SELECTED TEXT -
Ever wonder why there was a sleeper cell of pro-Hamas Columbia students ready to bang drums, pitch tents and smash windows after the attacks of October 7? Because the university consciously stacked its classes full of activists.
Elite colleges have long combed their enormous pool of applicants for social justice warriors passionate about community activism.
That admissions strategy backfired spectacularly when kids decided to turn their ire on the university itself in the name of Palestine. The result has been reputational damage and crippling federal budget cuts.
“Columbia essentially did this to themselves,” college admissions expert Christopher Rim told The Post. “Students involved in a lot of social justice-type activism were really sought after in the past at Columbia.”
A preference for lefty activists is evident even in the Ivy League school’s application essay questions.
One essay prompt asks students to discuss a “perspective, viewpoint or lived experience” that has “shaped the way [they] would learn from and contribute to Columbia’s diverse and collaborative community.”
Another question probes prospective students’ “ability to navigate through adversity” and asks them to “describe a barrier or obstacle [they] have faced.”

RAW DATA -
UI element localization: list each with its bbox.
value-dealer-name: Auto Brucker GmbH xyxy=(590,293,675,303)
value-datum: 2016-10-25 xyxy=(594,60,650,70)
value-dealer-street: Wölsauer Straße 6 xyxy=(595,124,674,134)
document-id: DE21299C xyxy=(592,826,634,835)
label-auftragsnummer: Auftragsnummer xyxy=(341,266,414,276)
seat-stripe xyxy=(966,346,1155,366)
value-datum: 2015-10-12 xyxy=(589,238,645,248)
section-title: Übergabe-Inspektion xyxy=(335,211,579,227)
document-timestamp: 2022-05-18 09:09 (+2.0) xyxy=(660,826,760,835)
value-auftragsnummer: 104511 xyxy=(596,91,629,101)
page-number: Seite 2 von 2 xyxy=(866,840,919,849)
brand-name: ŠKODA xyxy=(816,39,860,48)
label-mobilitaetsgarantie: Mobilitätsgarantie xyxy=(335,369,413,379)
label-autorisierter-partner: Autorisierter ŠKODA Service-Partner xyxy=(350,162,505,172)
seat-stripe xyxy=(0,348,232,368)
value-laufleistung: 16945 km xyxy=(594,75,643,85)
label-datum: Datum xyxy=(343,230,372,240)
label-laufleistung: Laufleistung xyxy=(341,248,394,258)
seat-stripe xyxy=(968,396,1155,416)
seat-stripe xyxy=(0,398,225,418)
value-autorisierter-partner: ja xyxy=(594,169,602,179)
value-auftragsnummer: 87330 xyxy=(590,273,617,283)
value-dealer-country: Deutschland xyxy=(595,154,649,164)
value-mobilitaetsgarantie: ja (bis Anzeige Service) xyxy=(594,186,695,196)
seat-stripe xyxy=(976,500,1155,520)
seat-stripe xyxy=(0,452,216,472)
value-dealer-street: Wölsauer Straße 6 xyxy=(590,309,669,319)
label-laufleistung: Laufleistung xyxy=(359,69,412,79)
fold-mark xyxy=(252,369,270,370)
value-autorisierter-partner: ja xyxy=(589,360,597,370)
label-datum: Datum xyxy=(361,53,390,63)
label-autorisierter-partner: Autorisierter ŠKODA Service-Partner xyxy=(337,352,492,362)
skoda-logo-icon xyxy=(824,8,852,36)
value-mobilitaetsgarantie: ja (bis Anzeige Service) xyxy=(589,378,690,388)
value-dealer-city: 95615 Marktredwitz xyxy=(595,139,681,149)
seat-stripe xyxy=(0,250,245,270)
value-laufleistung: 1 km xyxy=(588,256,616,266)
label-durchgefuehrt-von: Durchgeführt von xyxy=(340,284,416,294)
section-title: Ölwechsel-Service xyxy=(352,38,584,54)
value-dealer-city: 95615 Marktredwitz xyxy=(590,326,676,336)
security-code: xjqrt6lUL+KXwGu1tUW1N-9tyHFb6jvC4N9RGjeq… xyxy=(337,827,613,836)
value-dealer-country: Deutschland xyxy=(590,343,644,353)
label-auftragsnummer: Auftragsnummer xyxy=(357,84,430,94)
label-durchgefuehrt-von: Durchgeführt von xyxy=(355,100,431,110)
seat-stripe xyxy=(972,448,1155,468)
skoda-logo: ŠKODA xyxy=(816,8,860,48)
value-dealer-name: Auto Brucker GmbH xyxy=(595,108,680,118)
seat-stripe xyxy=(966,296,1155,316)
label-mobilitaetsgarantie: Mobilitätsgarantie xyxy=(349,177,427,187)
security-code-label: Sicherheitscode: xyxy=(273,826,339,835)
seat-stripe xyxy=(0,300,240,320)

WHAT NEEDS TO BE DONE - Condense the paragraph of the Columbia admissions article that begins "That admissions strategy backfired" into a single shorter sentence, keeping its main facts.

EXERCISE RESULT - The admissions strategy backfired when students turned their anger on the university in the name of Palestine, bringing reputational damage and crippling federal budget cuts.